• [Given exercise] Only the run of lines from the one containing "Read this page and output its text content." through the last line should be returned, exactly as written.

Data excerpts
^^^^

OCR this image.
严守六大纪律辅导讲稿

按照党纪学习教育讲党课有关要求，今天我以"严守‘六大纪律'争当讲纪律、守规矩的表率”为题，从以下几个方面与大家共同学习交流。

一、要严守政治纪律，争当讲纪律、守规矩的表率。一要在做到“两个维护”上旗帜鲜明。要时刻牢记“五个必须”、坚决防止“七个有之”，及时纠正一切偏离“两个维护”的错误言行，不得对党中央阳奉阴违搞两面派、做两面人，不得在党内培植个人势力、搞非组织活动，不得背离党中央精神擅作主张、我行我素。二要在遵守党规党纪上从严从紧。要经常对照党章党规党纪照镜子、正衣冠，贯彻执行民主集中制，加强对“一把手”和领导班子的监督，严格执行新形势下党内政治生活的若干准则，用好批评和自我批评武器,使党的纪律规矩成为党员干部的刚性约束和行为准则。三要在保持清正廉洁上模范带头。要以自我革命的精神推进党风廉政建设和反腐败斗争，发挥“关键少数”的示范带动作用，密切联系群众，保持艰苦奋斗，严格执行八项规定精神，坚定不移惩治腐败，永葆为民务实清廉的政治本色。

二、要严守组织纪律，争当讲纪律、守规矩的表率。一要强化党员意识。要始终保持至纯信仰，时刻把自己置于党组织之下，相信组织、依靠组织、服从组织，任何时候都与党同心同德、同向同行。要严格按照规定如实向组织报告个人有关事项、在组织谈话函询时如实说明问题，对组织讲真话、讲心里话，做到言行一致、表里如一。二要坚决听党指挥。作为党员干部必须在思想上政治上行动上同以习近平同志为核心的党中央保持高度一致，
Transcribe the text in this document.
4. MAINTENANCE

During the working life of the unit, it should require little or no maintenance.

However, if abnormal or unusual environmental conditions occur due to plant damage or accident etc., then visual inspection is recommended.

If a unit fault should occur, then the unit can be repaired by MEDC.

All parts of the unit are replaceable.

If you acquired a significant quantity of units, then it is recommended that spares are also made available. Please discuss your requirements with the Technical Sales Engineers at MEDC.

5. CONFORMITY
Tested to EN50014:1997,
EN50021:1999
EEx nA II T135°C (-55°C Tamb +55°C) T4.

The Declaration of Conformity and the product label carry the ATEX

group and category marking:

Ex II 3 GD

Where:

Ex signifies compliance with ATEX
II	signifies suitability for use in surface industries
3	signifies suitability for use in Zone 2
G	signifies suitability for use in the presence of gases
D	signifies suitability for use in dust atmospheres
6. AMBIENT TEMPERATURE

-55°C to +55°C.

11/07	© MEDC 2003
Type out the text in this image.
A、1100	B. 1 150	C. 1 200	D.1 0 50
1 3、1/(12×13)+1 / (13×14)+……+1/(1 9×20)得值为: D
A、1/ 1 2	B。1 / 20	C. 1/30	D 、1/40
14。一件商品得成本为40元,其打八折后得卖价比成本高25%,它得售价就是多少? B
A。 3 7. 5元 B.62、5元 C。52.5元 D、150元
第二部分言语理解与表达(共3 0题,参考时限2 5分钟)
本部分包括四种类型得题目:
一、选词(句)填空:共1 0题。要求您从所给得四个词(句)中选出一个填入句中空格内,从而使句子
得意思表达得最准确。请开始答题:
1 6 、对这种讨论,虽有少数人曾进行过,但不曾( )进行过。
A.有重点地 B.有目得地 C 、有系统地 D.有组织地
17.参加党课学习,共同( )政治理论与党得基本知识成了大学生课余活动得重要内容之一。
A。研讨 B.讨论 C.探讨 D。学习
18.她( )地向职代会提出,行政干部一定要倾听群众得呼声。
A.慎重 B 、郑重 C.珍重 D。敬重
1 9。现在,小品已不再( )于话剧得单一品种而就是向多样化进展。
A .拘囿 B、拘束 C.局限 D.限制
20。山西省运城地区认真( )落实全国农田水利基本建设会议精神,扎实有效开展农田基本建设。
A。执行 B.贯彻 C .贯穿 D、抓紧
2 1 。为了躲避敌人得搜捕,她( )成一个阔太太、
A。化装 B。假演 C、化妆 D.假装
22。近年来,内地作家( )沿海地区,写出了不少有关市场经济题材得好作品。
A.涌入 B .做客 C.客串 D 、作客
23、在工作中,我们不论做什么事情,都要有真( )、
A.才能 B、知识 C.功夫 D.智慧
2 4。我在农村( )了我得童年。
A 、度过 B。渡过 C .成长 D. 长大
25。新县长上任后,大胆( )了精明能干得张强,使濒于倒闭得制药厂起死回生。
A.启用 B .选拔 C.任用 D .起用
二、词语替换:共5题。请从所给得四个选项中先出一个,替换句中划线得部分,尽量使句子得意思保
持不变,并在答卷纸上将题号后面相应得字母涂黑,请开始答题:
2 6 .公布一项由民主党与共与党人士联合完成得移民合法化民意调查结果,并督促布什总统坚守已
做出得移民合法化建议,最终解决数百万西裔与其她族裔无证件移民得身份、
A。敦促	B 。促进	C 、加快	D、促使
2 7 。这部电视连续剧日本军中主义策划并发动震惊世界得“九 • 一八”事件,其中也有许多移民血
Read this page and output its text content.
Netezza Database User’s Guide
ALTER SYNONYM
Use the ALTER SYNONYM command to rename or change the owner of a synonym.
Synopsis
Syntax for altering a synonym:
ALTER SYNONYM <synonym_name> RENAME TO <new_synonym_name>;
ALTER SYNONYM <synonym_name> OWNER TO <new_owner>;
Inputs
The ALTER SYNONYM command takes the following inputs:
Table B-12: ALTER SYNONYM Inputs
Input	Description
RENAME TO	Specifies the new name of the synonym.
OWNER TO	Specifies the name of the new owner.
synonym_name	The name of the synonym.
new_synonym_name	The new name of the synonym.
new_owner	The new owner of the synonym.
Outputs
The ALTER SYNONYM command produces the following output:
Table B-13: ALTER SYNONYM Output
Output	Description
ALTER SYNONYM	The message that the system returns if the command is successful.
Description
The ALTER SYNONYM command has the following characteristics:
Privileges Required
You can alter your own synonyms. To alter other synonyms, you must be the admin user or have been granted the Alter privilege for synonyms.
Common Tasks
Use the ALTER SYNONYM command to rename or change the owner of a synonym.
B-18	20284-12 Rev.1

^^^^

• [Task response]
Read this page and output its text content.
Netezza Database User’s Guide
ALTER SYNONYM
Use the ALTER SYNONYM command to rename or change the owner of a synonym.
Synopsis
Syntax for altering a synonym:
ALTER SYNONYM <synonym_name> RENAME TO <new_synonym_name>;
ALTER SYNONYM <synonym_name> OWNER TO <new_owner>;
Inputs
The ALTER SYNONYM command takes the following inputs:
Table B-12: ALTER SYNONYM Inputs
Input	Description
RENAME TO	Specifies the new name of the synonym.
OWNER TO	Specifies the name of the new owner.
synonym_name	The name of the synonym.
new_synonym_name	The new name of the synonym.
new_owner	The new owner of the synonym.
Outputs
The ALTER SYNONYM command produces the following output:
Table B-13: ALTER SYNONYM Output
Output	Description
ALTER SYNONYM	The message that the system returns if the command is successful.
Description
The ALTER SYNONYM command has the following characteristics:
Privileges Required
You can alter your own synonyms. To alter other synonyms, you must be the admin user or have been granted the Alter privilege for synonyms.
Common Tasks
Use the ALTER SYNONYM command to rename or change the owner of a synonym.
B-18	20284-12 Rev.1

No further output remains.